**Material to process:**
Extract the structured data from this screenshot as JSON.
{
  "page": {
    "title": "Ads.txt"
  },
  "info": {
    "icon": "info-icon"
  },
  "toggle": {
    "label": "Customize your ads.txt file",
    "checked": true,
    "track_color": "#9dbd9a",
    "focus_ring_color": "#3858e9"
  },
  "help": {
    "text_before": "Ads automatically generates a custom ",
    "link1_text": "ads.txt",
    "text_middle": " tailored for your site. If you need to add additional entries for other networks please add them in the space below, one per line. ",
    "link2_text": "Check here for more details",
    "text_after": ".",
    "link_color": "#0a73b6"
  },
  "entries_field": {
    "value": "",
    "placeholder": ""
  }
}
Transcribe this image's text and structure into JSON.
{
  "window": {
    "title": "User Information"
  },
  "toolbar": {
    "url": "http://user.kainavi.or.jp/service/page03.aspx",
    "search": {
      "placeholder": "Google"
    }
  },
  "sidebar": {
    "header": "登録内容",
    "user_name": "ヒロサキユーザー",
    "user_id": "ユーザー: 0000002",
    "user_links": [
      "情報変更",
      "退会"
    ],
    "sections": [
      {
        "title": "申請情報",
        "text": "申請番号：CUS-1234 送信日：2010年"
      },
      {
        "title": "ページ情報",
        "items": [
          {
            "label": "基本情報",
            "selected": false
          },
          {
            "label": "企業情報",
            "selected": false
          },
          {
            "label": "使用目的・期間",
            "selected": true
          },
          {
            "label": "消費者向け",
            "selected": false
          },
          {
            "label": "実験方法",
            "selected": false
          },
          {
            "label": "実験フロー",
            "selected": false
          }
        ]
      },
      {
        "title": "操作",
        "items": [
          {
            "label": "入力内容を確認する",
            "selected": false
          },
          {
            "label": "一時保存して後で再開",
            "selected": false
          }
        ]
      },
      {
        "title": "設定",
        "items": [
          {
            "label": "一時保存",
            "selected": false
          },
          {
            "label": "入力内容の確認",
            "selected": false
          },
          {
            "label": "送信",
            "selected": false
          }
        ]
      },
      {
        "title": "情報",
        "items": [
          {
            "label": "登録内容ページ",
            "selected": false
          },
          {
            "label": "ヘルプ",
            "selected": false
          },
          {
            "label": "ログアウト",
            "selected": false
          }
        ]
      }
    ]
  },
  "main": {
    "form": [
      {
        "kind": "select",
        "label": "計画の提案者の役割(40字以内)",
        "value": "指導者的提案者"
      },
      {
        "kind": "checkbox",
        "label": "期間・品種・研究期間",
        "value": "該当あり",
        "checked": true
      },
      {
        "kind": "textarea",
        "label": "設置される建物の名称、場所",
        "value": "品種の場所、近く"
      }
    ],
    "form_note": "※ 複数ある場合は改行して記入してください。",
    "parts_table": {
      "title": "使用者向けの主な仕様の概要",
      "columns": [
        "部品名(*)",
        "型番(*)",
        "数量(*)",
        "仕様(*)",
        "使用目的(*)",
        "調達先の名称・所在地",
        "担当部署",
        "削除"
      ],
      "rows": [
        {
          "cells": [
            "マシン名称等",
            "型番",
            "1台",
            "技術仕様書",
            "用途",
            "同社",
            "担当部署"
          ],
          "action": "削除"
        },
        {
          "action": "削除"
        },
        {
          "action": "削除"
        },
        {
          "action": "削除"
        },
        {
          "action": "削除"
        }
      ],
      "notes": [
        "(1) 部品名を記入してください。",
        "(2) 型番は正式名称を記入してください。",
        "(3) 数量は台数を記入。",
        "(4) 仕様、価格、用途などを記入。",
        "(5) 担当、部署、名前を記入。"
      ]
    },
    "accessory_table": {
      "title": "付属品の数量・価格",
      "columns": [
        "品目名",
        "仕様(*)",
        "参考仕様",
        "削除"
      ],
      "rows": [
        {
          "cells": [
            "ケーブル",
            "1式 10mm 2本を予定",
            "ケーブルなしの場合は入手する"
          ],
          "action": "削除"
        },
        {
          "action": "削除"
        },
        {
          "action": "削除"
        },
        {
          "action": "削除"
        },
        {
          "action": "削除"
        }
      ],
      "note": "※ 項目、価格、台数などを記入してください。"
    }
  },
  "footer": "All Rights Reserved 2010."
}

**Instructions for the task:**
Copy each line of the data exactly, leaving nothing out.

**Output of the task:**
Extract the structured data from this screenshot as JSON.
{
  "page": {
    "title": "Ads.txt"
  },
  "info": {
    "icon": "info-icon"
  },
  "toggle": {
    "label": "Customize your ads.txt file",
    "checked": true,
    "track_color": "#9dbd9a",
    "focus_ring_color": "#3858e9"
  },
  "help": {
    "text_before": "Ads automatically generates a custom ",
    "link1_text": "ads.txt",
    "text_middle": " tailored for your site. If you need to add additional entries for other networks please add them in the space below, one per line. ",
    "link2_text": "Check here for more details",
    "text_after": ".",
    "link_color": "#0a73b6"
  },
  "entries_field": {
    "value": "",
    "placeholder": ""
  }
}
Transcribe this image's text and structure into JSON.
{
  "window": {
    "title": "User Information"
  },
  "toolbar": {
    "url": "http://user.kainavi.or.jp/service/page03.aspx",
    "search": {
      "placeholder": "Google"
    }
  },
  "sidebar": {
    "header": "登録内容",
    "user_name": "ヒロサキユーザー",
    "user_id": "ユーザー: 0000002",
    "user_links": [
      "情報変更",
      "退会"
    ],
    "sections": [
      {
        "title": "申請情報",
        "text": "申請番号：CUS-1234 送信日：2010年"
      },
      {
        "title": "ページ情報",
        "items": [
          {
            "label": "基本情報",
            "selected": false
          },
          {
            "label": "企業情報",
            "selected": false
          },
          {
            "label": "使用目的・期間",
            "selected": true
          },
          {
            "label": "消費者向け",
            "selected": false
          },
          {
            "label": "実験方法",
            "selected": false
          },
          {
            "label": "実験フロー",
            "selected": false
          }
        ]
      },
      {
        "title": "操作",
        "items": [
          {
            "label": "入力内容を確認する",
            "selected": false
          },
          {
            "label": "一時保存して後で再開",
            "selected": false
          }
        ]
      },
      {
        "title": "設定",
        "items": [
          {
            "label": "一時保存",
            "selected": false
          },
          {
            "label": "入力内容の確認",
            "selected": false
          },
          {
            "label": "送信",
            "selected": false
          }
        ]
      },
      {
        "title": "情報",
        "items": [
          {
            "label": "登録内容ページ",
            "selected": false
          },
          {
            "label": "ヘルプ",
            "selected": false
          },
          {
            "label": "ログアウト",
            "selected": false
          }
        ]
      }
    ]
  },
  "main": {
    "form": [
      {
        "kind": "select",
        "label": "計画の提案者の役割(40字以内)",
        "value": "指導者的提案者"
      },
      {
        "kind": "checkbox",
        "label": "期間・品種・研究期間",
        "value": "該当あり",
        "checked": true
      },
      {
        "kind": "textarea",
        "label": "設置される建物の名称、場所",
        "value": "品種の場所、近く"
      }
    ],
    "form_note": "※ 複数ある場合は改行して記入してください。",
    "parts_table": {
      "title": "使用者向けの主な仕様の概要",
      "columns": [
        "部品名(*)",
        "型番(*)",
        "数量(*)",
        "仕様(*)",
        "使用目的(*)",
        "調達先の名称・所在地",
        "担当部署",
        "削除"
      ],
      "rows": [
        {
          "cells": [
            "マシン名称等",
            "型番",
            "1台",
            "技術仕様書",
            "用途",
            "同社",
            "担当部署"
          ],
          "action": "削除"
        },
        {
          "action": "削除"
        },
        {
          "action": "削除"
        },
        {
          "action": "削除"
        },
        {
          "action": "削除"
        }
      ],
      "notes": [
        "(1) 部品名を記入してください。",
        "(2) 型番は正式名称を記入してください。",
        "(3) 数量は台数を記入。",
        "(4) 仕様、価格、用途などを記入。",
        "(5) 担当、部署、名前を記入。"
      ]
    },
    "accessory_table": {
      "title": "付属品の数量・価格",
      "columns": [
        "品目名",
        "仕様(*)",
        "参考仕様",
        "削除"
      ],
      "rows": [
        {
          "cells": [
            "ケーブル",
            "1式 10mm 2本を予定",
            "ケーブルなしの場合は入手する"
          ],
          "action": "削除"
        },
        {
          "action": "削除"
        },
        {
          "action": "削除"
        },
        {
          "action": "削除"
        },
        {
          "action": "削除"
        }
      ],
      "note": "※ 項目、価格、台数などを記入してください。"
    }
  },
  "footer": "All Rights Reserved 2010."
}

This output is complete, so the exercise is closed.